### Requirement
Exactly reproduce the entries, dropping any pictures from your copy.

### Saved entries
******
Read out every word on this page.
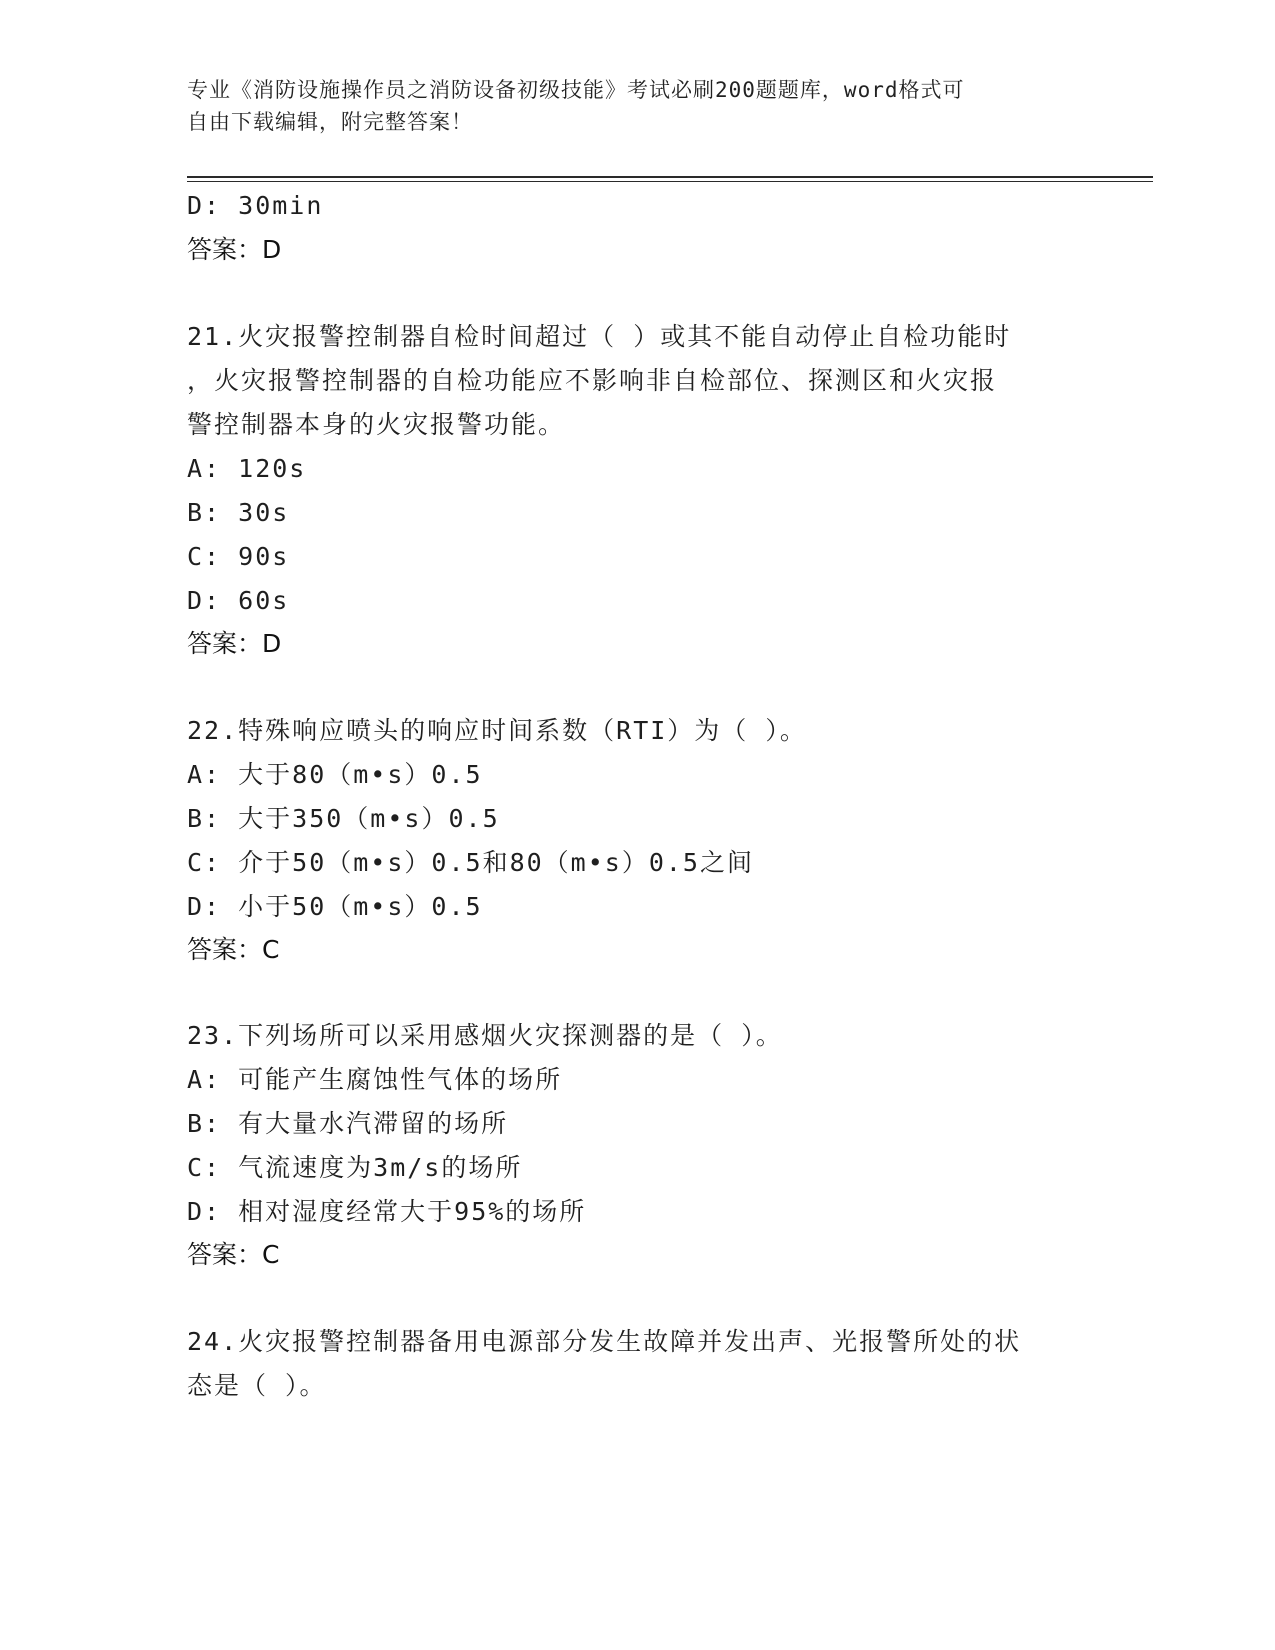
专业《消防设施操作员之消防设备初级技能》考试必刷200题题库，word格式可
自由下载编辑，附完整答案！
D: 30min
答案：D
21.火灾报警控制器自检时间超过（ ）或其不能自动停止自检功能时
，火灾报警控制器的自检功能应不影响非自检部位、探测区和火灾报
警控制器本身的火灾报警功能。
A: 120s
B: 30s
C: 90s
D: 60s
答案：D
22.特殊响应喷头的响应时间系数（RTI）为（ ）。
A: 大于80（m•s）0.5
B: 大于350（m•s）0.5
C: 介于50（m•s）0.5和80（m•s）0.5之间
D: 小于50（m•s）0.5
答案：C
23.下列场所可以采用感烟火灾探测器的是（ ）。
A: 可能产生腐蚀性气体的场所
B: 有大量水汽滞留的场所
C: 气流速度为3m/s的场所
D: 相对湿度经常大于95%的场所
答案：C
24.火灾报警控制器备用电源部分发生故障并发出声、光报警所处的状
态是（ ）。
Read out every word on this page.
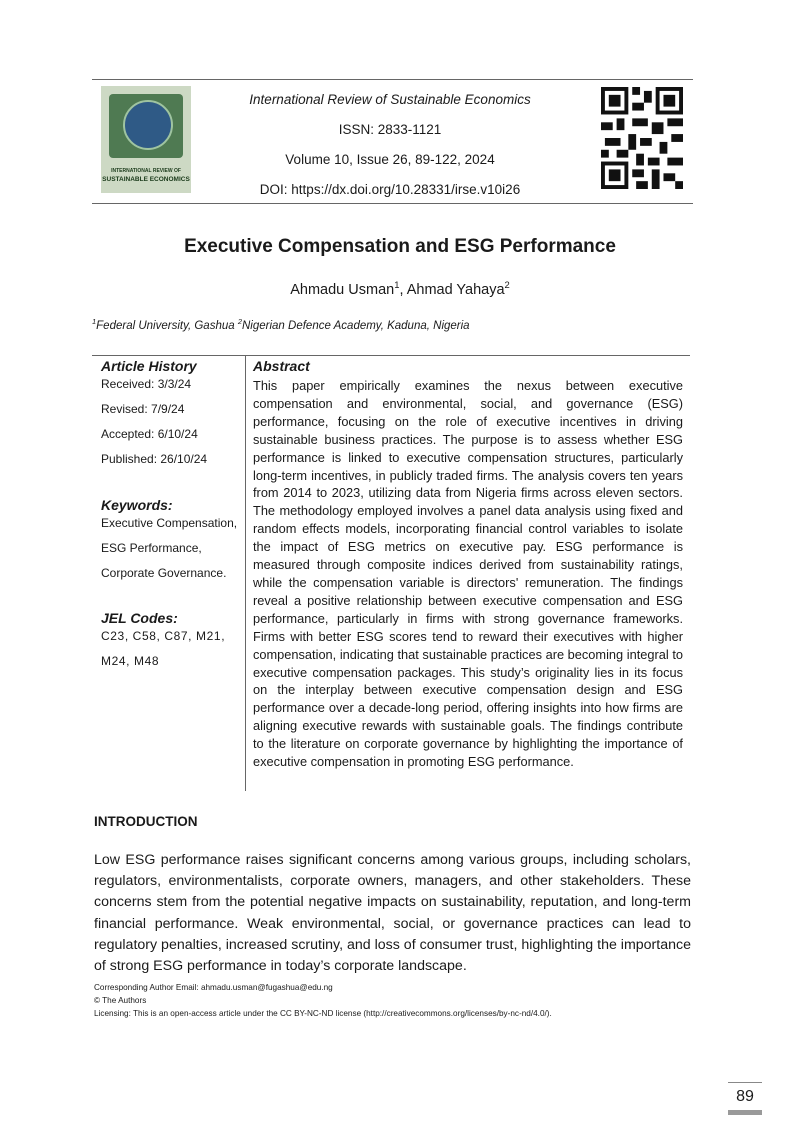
INTERNATIONAL REVIEW OF
SUSTAINABLE ECONOMICS
International Review of Sustainable Economics
ISSN: 2833-1121
Volume 10, Issue 26, 89-122, 2024
DOI: https://dx.doi.org/10.28331/irse.v10i26
Executive Compensation and ESG Performance
Ahmadu Usman$^1$, Ahmad Yahaya$^2$
$^1$Federal University, Gashua $^2$Nigerian Defence Academy, Kaduna, Nigeria
Article History
Received: 3/3/24
Revised: 7/9/24
Accepted: 6/10/24
Published: 26/10/24
Keywords:
Executive Compensation,
ESG Performance,
Corporate Governance.
JEL Codes:
C23, C58, C87, M21,
M24, M48
Abstract
This paper empirically examines the nexus between executive compensation and environmental, social, and governance (ESG) performance, focusing on the role of executive incentives in driving sustainable business practices. The purpose is to assess whether ESG performance is linked to executive compensation structures, particularly long-term incentives, in publicly traded firms. The analysis covers ten years from 2014 to 2023, utilizing data from Nigeria firms across eleven sectors. The methodology employed involves a panel data analysis using fixed and random effects models, incorporating financial control variables to isolate the impact of ESG metrics on executive pay. ESG performance is measured through composite indices derived from sustainability ratings, while the compensation variable is directors' remuneration. The findings reveal a positive relationship between executive compensation and ESG performance, particularly in firms with strong governance frameworks. Firms with better ESG scores tend to reward their executives with higher compensation, indicating that sustainable practices are becoming integral to executive compensation packages. This study’s originality lies in its focus on the interplay between executive compensation design and ESG performance over a decade-long period, offering insights into how firms are aligning executive rewards with sustainable goals. The findings contribute to the literature on corporate governance by highlighting the importance of executive compensation in promoting ESG performance.
INTRODUCTION
Low ESG performance raises significant concerns among various groups, including scholars, regulators, environmentalists, corporate owners, managers, and other stakeholders. These concerns stem from the potential negative impacts on sustainability, reputation, and long-term financial performance. Weak environmental, social, or governance practices can lead to regulatory penalties, increased scrutiny, and loss of consumer trust, highlighting the importance of strong ESG performance in today’s corporate landscape.
Corresponding Author Email: ahmadu.usman@fugashua@edu.ng
© The Authors
Licensing: This is an open-access article under the CC BY-NC-ND license (http://creativecommons.org/licenses/by-nc-nd/4.0/).
89
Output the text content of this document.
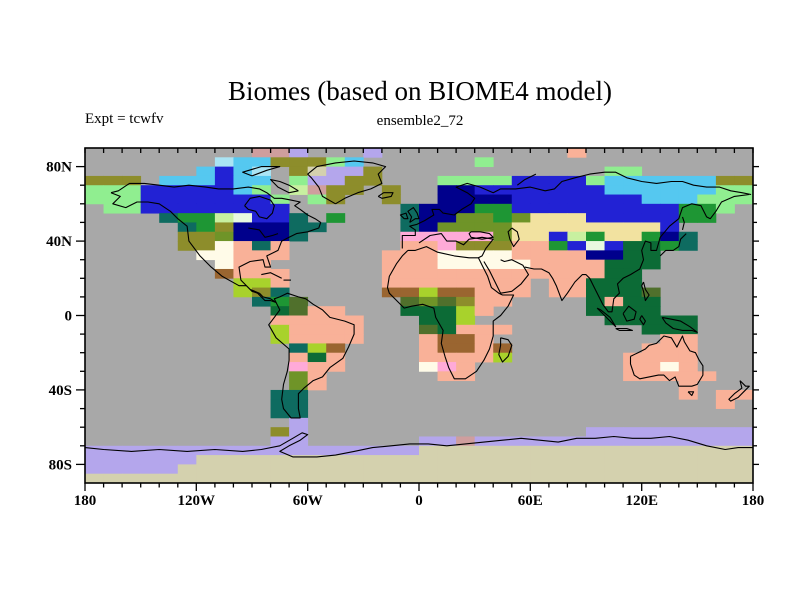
Biomes (based on BIOME4 model)
Expt = tcwfv	ensemble2_72
180	120W	60W	0	60E	120E	180
80N
40N
0
40S
80S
******
### Reply
Read out every word on this page.
专业《消防设施操作员之消防设备初级技能》考试必刷200题题库，word格式可
自由下载编辑，附完整答案！
D: 30min
答案：D
21.火灾报警控制器自检时间超过（ ）或其不能自动停止自检功能时
，火灾报警控制器的自检功能应不影响非自检部位、探测区和火灾报
警控制器本身的火灾报警功能。
A: 120s
B: 30s
C: 90s
D: 60s
答案：D
22.特殊响应喷头的响应时间系数（RTI）为（ ）。
A: 大于80（m•s）0.5
B: 大于350（m•s）0.5
C: 介于50（m•s）0.5和80（m•s）0.5之间
D: 小于50（m•s）0.5
答案：C
23.下列场所可以采用感烟火灾探测器的是（ ）。
A: 可能产生腐蚀性气体的场所
B: 有大量水汽滞留的场所
C: 气流速度为3m/s的场所
D: 相对湿度经常大于95%的场所
答案：C
24.火灾报警控制器备用电源部分发生故障并发出声、光报警所处的状
态是（ ）。
Read out every word on this page.
INTERNATIONAL REVIEW OF
SUSTAINABLE ECONOMICS
International Review of Sustainable Economics
ISSN: 2833-1121
Volume 10, Issue 26, 89-122, 2024
DOI: https://dx.doi.org/10.28331/irse.v10i26
Executive Compensation and ESG Performance
Ahmadu Usman$^1$, Ahmad Yahaya$^2$
$^1$Federal University, Gashua $^2$Nigerian Defence Academy, Kaduna, Nigeria
Article History
Received: 3/3/24
Revised: 7/9/24
Accepted: 6/10/24
Published: 26/10/24
Keywords:
Executive Compensation,
ESG Performance,
Corporate Governance.
JEL Codes:
C23, C58, C87, M21,
M24, M48
Abstract
This paper empirically examines the nexus between executive compensation and environmental, social, and governance (ESG) performance, focusing on the role of executive incentives in driving sustainable business practices. The purpose is to assess whether ESG performance is linked to executive compensation structures, particularly long-term incentives, in publicly traded firms. The analysis covers ten years from 2014 to 2023, utilizing data from Nigeria firms across eleven sectors. The methodology employed involves a panel data analysis using fixed and random effects models, incorporating financial control variables to isolate the impact of ESG metrics on executive pay. ESG performance is measured through composite indices derived from sustainability ratings, while the compensation variable is directors' remuneration. The findings reveal a positive relationship between executive compensation and ESG performance, particularly in firms with strong governance frameworks. Firms with better ESG scores tend to reward their executives with higher compensation, indicating that sustainable practices are becoming integral to executive compensation packages. This study’s originality lies in its focus on the interplay between executive compensation design and ESG performance over a decade-long period, offering insights into how firms are aligning executive rewards with sustainable goals. The findings contribute to the literature on corporate governance by highlighting the importance of executive compensation in promoting ESG performance.
INTRODUCTION
Low ESG performance raises significant concerns among various groups, including scholars, regulators, environmentalists, corporate owners, managers, and other stakeholders. These concerns stem from the potential negative impacts on sustainability, reputation, and long-term financial performance. Weak environmental, social, or governance practices can lead to regulatory penalties, increased scrutiny, and loss of consumer trust, highlighting the importance of strong ESG performance in today’s corporate landscape.
Corresponding Author Email: ahmadu.usman@fugashua@edu.ng
© The Authors
Licensing: This is an open-access article under the CC BY-NC-ND license (http://creativecommons.org/licenses/by-nc-nd/4.0/).
89
Output the text content of this document.
Biomes (based on BIOME4 model)
Expt = tcwfv	ensemble2_72
180	120W	60W	0	60E	120E	180
80N
40N
0
40S
80S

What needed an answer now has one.